─── Data listing ───

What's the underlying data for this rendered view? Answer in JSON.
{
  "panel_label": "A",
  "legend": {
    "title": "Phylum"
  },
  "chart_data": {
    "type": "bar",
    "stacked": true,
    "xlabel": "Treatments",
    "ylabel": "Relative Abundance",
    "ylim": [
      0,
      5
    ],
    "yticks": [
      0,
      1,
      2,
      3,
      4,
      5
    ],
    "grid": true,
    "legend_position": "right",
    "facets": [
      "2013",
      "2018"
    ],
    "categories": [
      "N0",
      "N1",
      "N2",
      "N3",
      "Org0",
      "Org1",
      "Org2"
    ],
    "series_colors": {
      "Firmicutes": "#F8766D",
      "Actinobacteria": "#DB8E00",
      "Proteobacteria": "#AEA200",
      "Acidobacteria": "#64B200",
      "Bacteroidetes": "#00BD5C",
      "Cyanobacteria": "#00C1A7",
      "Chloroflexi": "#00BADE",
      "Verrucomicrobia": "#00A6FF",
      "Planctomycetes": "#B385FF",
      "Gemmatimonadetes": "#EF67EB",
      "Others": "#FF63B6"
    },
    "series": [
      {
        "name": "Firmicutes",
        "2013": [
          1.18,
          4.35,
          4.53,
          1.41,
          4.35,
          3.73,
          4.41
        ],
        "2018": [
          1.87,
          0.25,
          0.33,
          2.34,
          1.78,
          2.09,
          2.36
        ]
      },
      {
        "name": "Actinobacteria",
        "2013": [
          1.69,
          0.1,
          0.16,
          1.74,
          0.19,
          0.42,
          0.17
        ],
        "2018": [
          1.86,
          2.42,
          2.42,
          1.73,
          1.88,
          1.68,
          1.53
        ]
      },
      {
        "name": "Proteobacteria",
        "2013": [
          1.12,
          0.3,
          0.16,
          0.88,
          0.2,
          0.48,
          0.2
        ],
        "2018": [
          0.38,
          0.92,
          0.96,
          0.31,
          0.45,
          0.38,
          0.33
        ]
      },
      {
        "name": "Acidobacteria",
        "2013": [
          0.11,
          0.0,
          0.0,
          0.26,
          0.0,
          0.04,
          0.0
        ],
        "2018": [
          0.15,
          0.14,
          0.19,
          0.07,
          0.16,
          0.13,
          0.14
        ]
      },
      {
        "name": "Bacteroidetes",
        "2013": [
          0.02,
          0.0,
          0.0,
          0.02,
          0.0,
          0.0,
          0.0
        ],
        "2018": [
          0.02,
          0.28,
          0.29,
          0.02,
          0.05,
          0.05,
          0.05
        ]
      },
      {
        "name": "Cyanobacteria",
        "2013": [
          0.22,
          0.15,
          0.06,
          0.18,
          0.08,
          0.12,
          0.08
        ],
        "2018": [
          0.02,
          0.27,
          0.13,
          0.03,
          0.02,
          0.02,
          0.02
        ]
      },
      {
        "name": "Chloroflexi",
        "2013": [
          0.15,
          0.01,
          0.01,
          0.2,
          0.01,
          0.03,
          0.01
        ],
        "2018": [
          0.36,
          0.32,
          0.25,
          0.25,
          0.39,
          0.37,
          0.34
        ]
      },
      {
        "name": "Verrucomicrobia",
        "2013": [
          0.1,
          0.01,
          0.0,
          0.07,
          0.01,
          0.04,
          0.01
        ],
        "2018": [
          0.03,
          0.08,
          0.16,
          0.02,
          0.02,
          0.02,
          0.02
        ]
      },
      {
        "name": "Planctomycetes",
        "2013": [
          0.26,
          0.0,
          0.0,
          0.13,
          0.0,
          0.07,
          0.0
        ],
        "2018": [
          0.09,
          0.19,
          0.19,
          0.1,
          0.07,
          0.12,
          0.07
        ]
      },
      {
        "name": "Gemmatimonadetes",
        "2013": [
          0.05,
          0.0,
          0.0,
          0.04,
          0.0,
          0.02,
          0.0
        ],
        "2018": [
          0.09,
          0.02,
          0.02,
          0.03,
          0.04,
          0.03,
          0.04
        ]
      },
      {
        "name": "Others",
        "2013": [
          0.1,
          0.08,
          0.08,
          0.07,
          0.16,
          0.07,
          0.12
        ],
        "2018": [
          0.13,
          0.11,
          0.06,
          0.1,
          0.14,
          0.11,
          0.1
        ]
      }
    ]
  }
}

───

» Work task: All lines above in which the word "Verrucomicrobia" occurs should be identified and copied.

» Answer box:
      "Verrucomicrobia": "#00A6FF",
        "name": "Verrucomicrobia",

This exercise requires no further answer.